> **Written request**: Write out every single entry exactly.

## START Given data

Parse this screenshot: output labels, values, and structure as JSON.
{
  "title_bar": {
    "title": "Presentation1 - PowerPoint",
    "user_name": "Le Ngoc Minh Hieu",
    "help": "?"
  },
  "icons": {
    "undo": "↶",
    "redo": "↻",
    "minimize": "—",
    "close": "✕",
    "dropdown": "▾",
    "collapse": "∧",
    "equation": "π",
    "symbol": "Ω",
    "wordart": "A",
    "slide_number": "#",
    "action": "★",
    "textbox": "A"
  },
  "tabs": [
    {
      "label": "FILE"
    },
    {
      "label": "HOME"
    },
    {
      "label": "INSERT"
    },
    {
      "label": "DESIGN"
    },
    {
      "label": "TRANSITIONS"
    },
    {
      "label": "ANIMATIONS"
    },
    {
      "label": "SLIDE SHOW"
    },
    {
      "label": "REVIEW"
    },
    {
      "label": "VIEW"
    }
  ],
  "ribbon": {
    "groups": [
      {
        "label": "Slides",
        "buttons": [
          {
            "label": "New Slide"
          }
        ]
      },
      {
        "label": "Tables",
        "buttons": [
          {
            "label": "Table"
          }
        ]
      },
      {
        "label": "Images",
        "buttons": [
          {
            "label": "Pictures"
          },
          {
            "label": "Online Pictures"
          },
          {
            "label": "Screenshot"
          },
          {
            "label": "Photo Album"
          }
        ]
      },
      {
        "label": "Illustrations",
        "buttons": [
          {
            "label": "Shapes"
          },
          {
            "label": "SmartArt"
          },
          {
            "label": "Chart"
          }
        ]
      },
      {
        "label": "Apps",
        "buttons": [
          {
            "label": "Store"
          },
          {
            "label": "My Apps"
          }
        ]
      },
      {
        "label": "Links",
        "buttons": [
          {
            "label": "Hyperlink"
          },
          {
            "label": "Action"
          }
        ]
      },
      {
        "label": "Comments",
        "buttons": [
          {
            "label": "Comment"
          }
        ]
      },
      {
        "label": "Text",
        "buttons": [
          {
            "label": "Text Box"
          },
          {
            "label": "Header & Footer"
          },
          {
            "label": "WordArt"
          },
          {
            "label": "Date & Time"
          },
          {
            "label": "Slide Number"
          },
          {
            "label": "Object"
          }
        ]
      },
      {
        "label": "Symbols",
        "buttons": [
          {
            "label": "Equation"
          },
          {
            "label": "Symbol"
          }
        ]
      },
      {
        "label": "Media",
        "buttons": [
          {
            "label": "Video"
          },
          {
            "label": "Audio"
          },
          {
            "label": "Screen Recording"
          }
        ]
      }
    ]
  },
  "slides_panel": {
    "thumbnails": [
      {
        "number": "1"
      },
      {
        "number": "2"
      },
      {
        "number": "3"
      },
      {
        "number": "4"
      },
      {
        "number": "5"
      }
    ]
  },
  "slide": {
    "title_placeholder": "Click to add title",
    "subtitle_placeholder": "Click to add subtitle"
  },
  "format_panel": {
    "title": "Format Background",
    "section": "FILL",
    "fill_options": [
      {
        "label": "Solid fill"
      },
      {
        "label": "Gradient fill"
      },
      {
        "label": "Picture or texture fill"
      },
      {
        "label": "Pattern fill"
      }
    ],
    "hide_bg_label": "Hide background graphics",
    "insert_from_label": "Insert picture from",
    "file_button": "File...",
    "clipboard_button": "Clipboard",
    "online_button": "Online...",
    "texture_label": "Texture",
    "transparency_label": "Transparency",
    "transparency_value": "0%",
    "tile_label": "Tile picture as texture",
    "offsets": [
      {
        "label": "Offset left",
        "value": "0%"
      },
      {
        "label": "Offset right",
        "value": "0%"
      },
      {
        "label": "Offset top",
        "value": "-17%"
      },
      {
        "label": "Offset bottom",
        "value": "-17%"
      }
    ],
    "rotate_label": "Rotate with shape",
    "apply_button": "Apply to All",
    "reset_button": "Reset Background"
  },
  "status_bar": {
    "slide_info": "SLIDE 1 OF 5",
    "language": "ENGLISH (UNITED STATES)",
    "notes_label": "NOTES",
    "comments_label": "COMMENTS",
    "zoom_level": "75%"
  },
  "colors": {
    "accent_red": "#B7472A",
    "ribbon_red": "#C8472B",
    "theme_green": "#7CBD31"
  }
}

## END Given data

> **The result**:
Parse this screenshot: output labels, values, and structure as JSON.
{
  "title_bar": {
    "title": "Presentation1 - PowerPoint",
    "user_name": "Le Ngoc Minh Hieu",
    "help": "?"
  },
  "icons": {
    "undo": "↶",
    "redo": "↻",
    "minimize": "—",
    "close": "✕",
    "dropdown": "▾",
    "collapse": "∧",
    "equation": "π",
    "symbol": "Ω",
    "wordart": "A",
    "slide_number": "#",
    "action": "★",
    "textbox": "A"
  },
  "tabs": [
    {
      "label": "FILE"
    },
    {
      "label": "HOME"
    },
    {
      "label": "INSERT"
    },
    {
      "label": "DESIGN"
    },
    {
      "label": "TRANSITIONS"
    },
    {
      "label": "ANIMATIONS"
    },
    {
      "label": "SLIDE SHOW"
    },
    {
      "label": "REVIEW"
    },
    {
      "label": "VIEW"
    }
  ],
  "ribbon": {
    "groups": [
      {
        "label": "Slides",
        "buttons": [
          {
            "label": "New Slide"
          }
        ]
      },
      {
        "label": "Tables",
        "buttons": [
          {
            "label": "Table"
          }
        ]
      },
      {
        "label": "Images",
        "buttons": [
          {
            "label": "Pictures"
          },
          {
            "label": "Online Pictures"
          },
          {
            "label": "Screenshot"
          },
          {
            "label": "Photo Album"
          }
        ]
      },
      {
        "label": "Illustrations",
        "buttons": [
          {
            "label": "Shapes"
          },
          {
            "label": "SmartArt"
          },
          {
            "label": "Chart"
          }
        ]
      },
      {
        "label": "Apps",
        "buttons": [
          {
            "label": "Store"
          },
          {
            "label": "My Apps"
          }
        ]
      },
      {
        "label": "Links",
        "buttons": [
          {
            "label": "Hyperlink"
          },
          {
            "label": "Action"
          }
        ]
      },
      {
        "label": "Comments",
        "buttons": [
          {
            "label": "Comment"
          }
        ]
      },
      {
        "label": "Text",
        "buttons": [
          {
            "label": "Text Box"
          },
          {
            "label": "Header & Footer"
          },
          {
            "label": "WordArt"
          },
          {
            "label": "Date & Time"
          },
          {
            "label": "Slide Number"
          },
          {
            "label": "Object"
          }
        ]
      },
      {
        "label": "Symbols",
        "buttons": [
          {
            "label": "Equation"
          },
          {
            "label": "Symbol"
          }
        ]
      },
      {
        "label": "Media",
        "buttons": [
          {
            "label": "Video"
          },
          {
            "label": "Audio"
          },
          {
            "label": "Screen Recording"
          }
        ]
      }
    ]
  },
  "slides_panel": {
    "thumbnails": [
      {
        "number": "1"
      },
      {
        "number": "2"
      },
      {
        "number": "3"
      },
      {
        "number": "4"
      },
      {
        "number": "5"
      }
    ]
  },
  "slide": {
    "title_placeholder": "Click to add title",
    "subtitle_placeholder": "Click to add subtitle"
  },
  "format_panel": {
    "title": "Format Background",
    "section": "FILL",
    "fill_options": [
      {
        "label": "Solid fill"
      },
      {
        "label": "Gradient fill"
      },
      {
        "label": "Picture or texture fill"
      },
      {
        "label": "Pattern fill"
      }
    ],
    "hide_bg_label": "Hide background graphics",
    "insert_from_label": "Insert picture from",
    "file_button": "File...",
    "clipboard_button": "Clipboard",
    "online_button": "Online...",
    "texture_label": "Texture",
    "transparency_label": "Transparency",
    "transparency_value": "0%",
    "tile_label": "Tile picture as texture",
    "offsets": [
      {
        "label": "Offset left",
        "value": "0%"
      },
      {
        "label": "Offset right",
        "value": "0%"
      },
      {
        "label": "Offset top",
        "value": "-17%"
      },
      {
        "label": "Offset bottom",
        "value": "-17%"
      }
    ],
    "rotate_label": "Rotate with shape",
    "apply_button": "Apply to All",
    "reset_button": "Reset Background"
  },
  "status_bar": {
    "slide_info": "SLIDE 1 OF 5",
    "language": "ENGLISH (UNITED STATES)",
    "notes_label": "NOTES",
    "comments_label": "COMMENTS",
    "zoom_level": "75%"
  },
  "colors": {
    "accent_red": "#B7472A",
    "ribbon_red": "#C8472B",
    "theme_green": "#7CBD31"
  }
}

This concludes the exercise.